• What to produce:
Below is a set of records; print all of them exactly as written.
○ ○ ○ ○ ○ ○ ○
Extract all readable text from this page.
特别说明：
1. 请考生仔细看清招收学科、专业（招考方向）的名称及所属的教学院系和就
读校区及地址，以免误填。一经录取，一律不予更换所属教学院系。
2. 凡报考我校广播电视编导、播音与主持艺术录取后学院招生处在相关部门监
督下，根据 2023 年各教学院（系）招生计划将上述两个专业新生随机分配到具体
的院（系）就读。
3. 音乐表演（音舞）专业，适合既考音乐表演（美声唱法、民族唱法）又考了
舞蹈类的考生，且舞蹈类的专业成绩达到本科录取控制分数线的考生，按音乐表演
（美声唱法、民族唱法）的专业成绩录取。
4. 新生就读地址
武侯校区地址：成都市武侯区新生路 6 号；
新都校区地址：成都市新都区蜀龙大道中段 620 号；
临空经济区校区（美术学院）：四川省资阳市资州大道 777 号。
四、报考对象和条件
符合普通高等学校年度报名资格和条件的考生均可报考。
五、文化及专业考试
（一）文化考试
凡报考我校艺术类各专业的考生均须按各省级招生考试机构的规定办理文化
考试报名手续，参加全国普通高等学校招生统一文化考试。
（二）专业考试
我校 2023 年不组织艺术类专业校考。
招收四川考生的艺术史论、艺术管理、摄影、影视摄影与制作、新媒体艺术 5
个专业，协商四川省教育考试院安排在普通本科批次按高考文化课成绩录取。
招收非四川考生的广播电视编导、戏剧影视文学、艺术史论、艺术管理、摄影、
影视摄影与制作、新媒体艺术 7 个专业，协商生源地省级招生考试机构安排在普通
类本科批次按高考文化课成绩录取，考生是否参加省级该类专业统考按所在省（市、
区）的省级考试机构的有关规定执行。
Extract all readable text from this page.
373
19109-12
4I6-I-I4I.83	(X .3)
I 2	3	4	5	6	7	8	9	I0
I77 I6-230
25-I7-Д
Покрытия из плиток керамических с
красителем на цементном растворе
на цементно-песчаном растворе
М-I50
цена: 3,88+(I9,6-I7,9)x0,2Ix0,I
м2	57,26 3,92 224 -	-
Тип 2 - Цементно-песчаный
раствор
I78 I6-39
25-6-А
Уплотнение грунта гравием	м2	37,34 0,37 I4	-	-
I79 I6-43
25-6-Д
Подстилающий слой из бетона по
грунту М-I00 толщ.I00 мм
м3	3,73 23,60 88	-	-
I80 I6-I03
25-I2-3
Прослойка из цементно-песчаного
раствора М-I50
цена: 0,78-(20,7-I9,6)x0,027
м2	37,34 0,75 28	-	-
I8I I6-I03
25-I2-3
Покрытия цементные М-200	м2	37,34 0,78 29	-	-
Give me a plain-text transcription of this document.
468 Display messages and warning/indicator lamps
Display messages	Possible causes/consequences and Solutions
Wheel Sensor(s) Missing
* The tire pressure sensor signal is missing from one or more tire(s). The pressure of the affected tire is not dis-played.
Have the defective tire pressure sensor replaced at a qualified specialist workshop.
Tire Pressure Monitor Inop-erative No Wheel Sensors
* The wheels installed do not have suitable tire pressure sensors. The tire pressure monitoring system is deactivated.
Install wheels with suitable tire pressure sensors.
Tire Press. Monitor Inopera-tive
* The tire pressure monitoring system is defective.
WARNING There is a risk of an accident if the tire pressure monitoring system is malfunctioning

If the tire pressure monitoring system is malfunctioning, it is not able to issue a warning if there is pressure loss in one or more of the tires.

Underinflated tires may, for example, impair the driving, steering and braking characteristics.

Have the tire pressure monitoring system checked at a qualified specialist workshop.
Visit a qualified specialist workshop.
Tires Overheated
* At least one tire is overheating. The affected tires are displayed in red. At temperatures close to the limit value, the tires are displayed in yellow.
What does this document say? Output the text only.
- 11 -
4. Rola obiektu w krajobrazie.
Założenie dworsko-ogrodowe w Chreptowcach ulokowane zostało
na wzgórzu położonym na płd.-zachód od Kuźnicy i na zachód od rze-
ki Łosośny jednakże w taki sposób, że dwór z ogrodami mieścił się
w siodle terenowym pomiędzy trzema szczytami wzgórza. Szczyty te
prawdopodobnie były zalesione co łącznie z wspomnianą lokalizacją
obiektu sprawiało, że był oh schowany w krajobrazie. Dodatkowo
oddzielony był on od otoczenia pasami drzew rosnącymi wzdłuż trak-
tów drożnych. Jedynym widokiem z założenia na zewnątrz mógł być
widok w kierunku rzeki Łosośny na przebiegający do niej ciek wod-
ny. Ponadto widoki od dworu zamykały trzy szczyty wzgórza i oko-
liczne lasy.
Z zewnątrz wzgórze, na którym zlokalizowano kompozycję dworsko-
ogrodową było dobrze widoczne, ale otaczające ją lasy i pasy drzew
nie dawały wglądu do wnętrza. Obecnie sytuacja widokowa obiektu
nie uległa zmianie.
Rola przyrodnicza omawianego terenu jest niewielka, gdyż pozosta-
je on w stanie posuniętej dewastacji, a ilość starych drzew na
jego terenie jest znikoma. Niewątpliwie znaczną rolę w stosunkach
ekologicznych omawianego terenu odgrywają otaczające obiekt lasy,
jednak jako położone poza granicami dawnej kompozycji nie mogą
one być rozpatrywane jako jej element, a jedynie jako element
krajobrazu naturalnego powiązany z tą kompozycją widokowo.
○ ○ ○ ○ ○ ○ ○
• The answer:
Extract all readable text from this page.
特别说明：
1. 请考生仔细看清招收学科、专业（招考方向）的名称及所属的教学院系和就
读校区及地址，以免误填。一经录取，一律不予更换所属教学院系。
2. 凡报考我校广播电视编导、播音与主持艺术录取后学院招生处在相关部门监
督下，根据 2023 年各教学院（系）招生计划将上述两个专业新生随机分配到具体
的院（系）就读。
3. 音乐表演（音舞）专业，适合既考音乐表演（美声唱法、民族唱法）又考了
舞蹈类的考生，且舞蹈类的专业成绩达到本科录取控制分数线的考生，按音乐表演
（美声唱法、民族唱法）的专业成绩录取。
4. 新生就读地址
武侯校区地址：成都市武侯区新生路 6 号；
新都校区地址：成都市新都区蜀龙大道中段 620 号；
临空经济区校区（美术学院）：四川省资阳市资州大道 777 号。
四、报考对象和条件
符合普通高等学校年度报名资格和条件的考生均可报考。
五、文化及专业考试
（一）文化考试
凡报考我校艺术类各专业的考生均须按各省级招生考试机构的规定办理文化
考试报名手续，参加全国普通高等学校招生统一文化考试。
（二）专业考试
我校 2023 年不组织艺术类专业校考。
招收四川考生的艺术史论、艺术管理、摄影、影视摄影与制作、新媒体艺术 5
个专业，协商四川省教育考试院安排在普通本科批次按高考文化课成绩录取。
招收非四川考生的广播电视编导、戏剧影视文学、艺术史论、艺术管理、摄影、
影视摄影与制作、新媒体艺术 7 个专业，协商生源地省级招生考试机构安排在普通
类本科批次按高考文化课成绩录取，考生是否参加省级该类专业统考按所在省（市、
区）的省级考试机构的有关规定执行。
Extract all readable text from this page.
373
19109-12
4I6-I-I4I.83	(X .3)
I 2	3	4	5	6	7	8	9	I0
I77 I6-230
25-I7-Д
Покрытия из плиток керамических с
красителем на цементном растворе
на цементно-песчаном растворе
М-I50
цена: 3,88+(I9,6-I7,9)x0,2Ix0,I
м2	57,26 3,92 224 -	-
Тип 2 - Цементно-песчаный
раствор
I78 I6-39
25-6-А
Уплотнение грунта гравием	м2	37,34 0,37 I4	-	-
I79 I6-43
25-6-Д
Подстилающий слой из бетона по
грунту М-I00 толщ.I00 мм
м3	3,73 23,60 88	-	-
I80 I6-I03
25-I2-3
Прослойка из цементно-песчаного
раствора М-I50
цена: 0,78-(20,7-I9,6)x0,027
м2	37,34 0,75 28	-	-
I8I I6-I03
25-I2-3
Покрытия цементные М-200	м2	37,34 0,78 29	-	-
Give me a plain-text transcription of this document.
468 Display messages and warning/indicator lamps
Display messages	Possible causes/consequences and Solutions
Wheel Sensor(s) Missing
* The tire pressure sensor signal is missing from one or more tire(s). The pressure of the affected tire is not dis-played.
Have the defective tire pressure sensor replaced at a qualified specialist workshop.
Tire Pressure Monitor Inop-erative No Wheel Sensors
* The wheels installed do not have suitable tire pressure sensors. The tire pressure monitoring system is deactivated.
Install wheels with suitable tire pressure sensors.
Tire Press. Monitor Inopera-tive
* The tire pressure monitoring system is defective.
WARNING There is a risk of an accident if the tire pressure monitoring system is malfunctioning

If the tire pressure monitoring system is malfunctioning, it is not able to issue a warning if there is pressure loss in one or more of the tires.

Underinflated tires may, for example, impair the driving, steering and braking characteristics.

Have the tire pressure monitoring system checked at a qualified specialist workshop.
Visit a qualified specialist workshop.
Tires Overheated
* At least one tire is overheating. The affected tires are displayed in red. At temperatures close to the limit value, the tires are displayed in yellow.
What does this document say? Output the text only.
- 11 -
4. Rola obiektu w krajobrazie.
Założenie dworsko-ogrodowe w Chreptowcach ulokowane zostało
na wzgórzu położonym na płd.-zachód od Kuźnicy i na zachód od rze-
ki Łosośny jednakże w taki sposób, że dwór z ogrodami mieścił się
w siodle terenowym pomiędzy trzema szczytami wzgórza. Szczyty te
prawdopodobnie były zalesione co łącznie z wspomnianą lokalizacją
obiektu sprawiało, że był oh schowany w krajobrazie. Dodatkowo
oddzielony był on od otoczenia pasami drzew rosnącymi wzdłuż trak-
tów drożnych. Jedynym widokiem z założenia na zewnątrz mógł być
widok w kierunku rzeki Łosośny na przebiegający do niej ciek wod-
ny. Ponadto widoki od dworu zamykały trzy szczyty wzgórza i oko-
liczne lasy.
Z zewnątrz wzgórze, na którym zlokalizowano kompozycję dworsko-
ogrodową było dobrze widoczne, ale otaczające ją lasy i pasy drzew
nie dawały wglądu do wnętrza. Obecnie sytuacja widokowa obiektu
nie uległa zmianie.
Rola przyrodnicza omawianego terenu jest niewielka, gdyż pozosta-
je on w stanie posuniętej dewastacji, a ilość starych drzew na
jego terenie jest znikoma. Niewątpliwie znaczną rolę w stosunkach
ekologicznych omawianego terenu odgrywają otaczające obiekt lasy,
jednak jako położone poza granicami dawnej kompozycji nie mogą
one być rozpatrywane jako jej element, a jedynie jako element
krajobrazu naturalnego powiązany z tą kompozycją widokowo.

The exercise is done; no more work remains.